**Set task**
Print every line of the listing exactly, please.

**Task data**
>> Begin

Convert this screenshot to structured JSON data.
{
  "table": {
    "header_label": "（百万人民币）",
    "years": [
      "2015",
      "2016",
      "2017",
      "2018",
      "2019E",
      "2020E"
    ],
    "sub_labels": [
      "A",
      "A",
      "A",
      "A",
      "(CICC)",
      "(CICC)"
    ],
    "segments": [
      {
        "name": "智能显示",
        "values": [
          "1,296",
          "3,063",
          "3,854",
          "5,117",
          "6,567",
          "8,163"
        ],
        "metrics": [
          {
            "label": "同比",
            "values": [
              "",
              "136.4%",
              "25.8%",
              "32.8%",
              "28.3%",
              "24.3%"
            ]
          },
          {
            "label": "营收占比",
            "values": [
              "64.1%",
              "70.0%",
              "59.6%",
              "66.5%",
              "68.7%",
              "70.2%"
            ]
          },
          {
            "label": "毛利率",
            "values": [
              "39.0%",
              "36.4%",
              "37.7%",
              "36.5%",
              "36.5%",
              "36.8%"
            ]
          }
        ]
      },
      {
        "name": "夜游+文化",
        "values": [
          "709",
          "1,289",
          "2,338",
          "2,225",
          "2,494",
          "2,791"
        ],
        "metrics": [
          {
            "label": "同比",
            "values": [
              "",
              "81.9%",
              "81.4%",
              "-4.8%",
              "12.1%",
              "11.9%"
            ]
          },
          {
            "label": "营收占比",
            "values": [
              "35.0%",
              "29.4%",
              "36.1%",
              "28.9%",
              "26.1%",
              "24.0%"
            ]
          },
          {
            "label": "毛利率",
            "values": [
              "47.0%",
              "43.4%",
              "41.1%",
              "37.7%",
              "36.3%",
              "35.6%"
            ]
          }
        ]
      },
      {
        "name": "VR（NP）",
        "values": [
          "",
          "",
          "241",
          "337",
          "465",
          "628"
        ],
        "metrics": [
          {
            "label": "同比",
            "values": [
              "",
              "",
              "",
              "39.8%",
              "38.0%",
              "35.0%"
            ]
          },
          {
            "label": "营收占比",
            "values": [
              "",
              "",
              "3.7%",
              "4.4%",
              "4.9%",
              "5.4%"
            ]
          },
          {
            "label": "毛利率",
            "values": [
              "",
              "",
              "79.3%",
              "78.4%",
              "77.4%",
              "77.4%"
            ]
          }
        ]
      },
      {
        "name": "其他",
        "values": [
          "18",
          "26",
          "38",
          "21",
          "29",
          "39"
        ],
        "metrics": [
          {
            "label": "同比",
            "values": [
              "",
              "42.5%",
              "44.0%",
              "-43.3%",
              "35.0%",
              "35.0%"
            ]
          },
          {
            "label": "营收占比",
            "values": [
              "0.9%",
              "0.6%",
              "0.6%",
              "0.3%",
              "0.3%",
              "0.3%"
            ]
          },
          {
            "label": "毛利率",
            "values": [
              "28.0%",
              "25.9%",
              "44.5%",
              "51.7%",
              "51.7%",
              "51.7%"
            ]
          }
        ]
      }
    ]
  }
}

>> End

**Response to the task**
Convert this screenshot to structured JSON data.
{
  "table": {
    "header_label": "（百万人民币）",
    "years": [
      "2015",
      "2016",
      "2017",
      "2018",
      "2019E",
      "2020E"
    ],
    "sub_labels": [
      "A",
      "A",
      "A",
      "A",
      "(CICC)",
      "(CICC)"
    ],
    "segments": [
      {
        "name": "智能显示",
        "values": [
          "1,296",
          "3,063",
          "3,854",
          "5,117",
          "6,567",
          "8,163"
        ],
        "metrics": [
          {
            "label": "同比",
            "values": [
              "",
              "136.4%",
              "25.8%",
              "32.8%",
              "28.3%",
              "24.3%"
            ]
          },
          {
            "label": "营收占比",
            "values": [
              "64.1%",
              "70.0%",
              "59.6%",
              "66.5%",
              "68.7%",
              "70.2%"
            ]
          },
          {
            "label": "毛利率",
            "values": [
              "39.0%",
              "36.4%",
              "37.7%",
              "36.5%",
              "36.5%",
              "36.8%"
            ]
          }
        ]
      },
      {
        "name": "夜游+文化",
        "values": [
          "709",
          "1,289",
          "2,338",
          "2,225",
          "2,494",
          "2,791"
        ],
        "metrics": [
          {
            "label": "同比",
            "values": [
              "",
              "81.9%",
              "81.4%",
              "-4.8%",
              "12.1%",
              "11.9%"
            ]
          },
          {
            "label": "营收占比",
            "values": [
              "35.0%",
              "29.4%",
              "36.1%",
              "28.9%",
              "26.1%",
              "24.0%"
            ]
          },
          {
            "label": "毛利率",
            "values": [
              "47.0%",
              "43.4%",
              "41.1%",
              "37.7%",
              "36.3%",
              "35.6%"
            ]
          }
        ]
      },
      {
        "name": "VR（NP）",
        "values": [
          "",
          "",
          "241",
          "337",
          "465",
          "628"
        ],
        "metrics": [
          {
            "label": "同比",
            "values": [
              "",
              "",
              "",
              "39.8%",
              "38.0%",
              "35.0%"
            ]
          },
          {
            "label": "营收占比",
            "values": [
              "",
              "",
              "3.7%",
              "4.4%",
              "4.9%",
              "5.4%"
            ]
          },
          {
            "label": "毛利率",
            "values": [
              "",
              "",
              "79.3%",
              "78.4%",
              "77.4%",
              "77.4%"
            ]
          }
        ]
      },
      {
        "name": "其他",
        "values": [
          "18",
          "26",
          "38",
          "21",
          "29",
          "39"
        ],
        "metrics": [
          {
            "label": "同比",
            "values": [
              "",
              "42.5%",
              "44.0%",
              "-43.3%",
              "35.0%",
              "35.0%"
            ]
          },
          {
            "label": "营收占比",
            "values": [
              "0.9%",
              "0.6%",
              "0.6%",
              "0.3%",
              "0.3%",
              "0.3%"
            ]
          },
          {
            "label": "毛利率",
            "values": [
              "28.0%",
              "25.9%",
              "44.5%",
              "51.7%",
              "51.7%",
              "51.7%"
            ]
          }
        ]
      }
    ]
  }
}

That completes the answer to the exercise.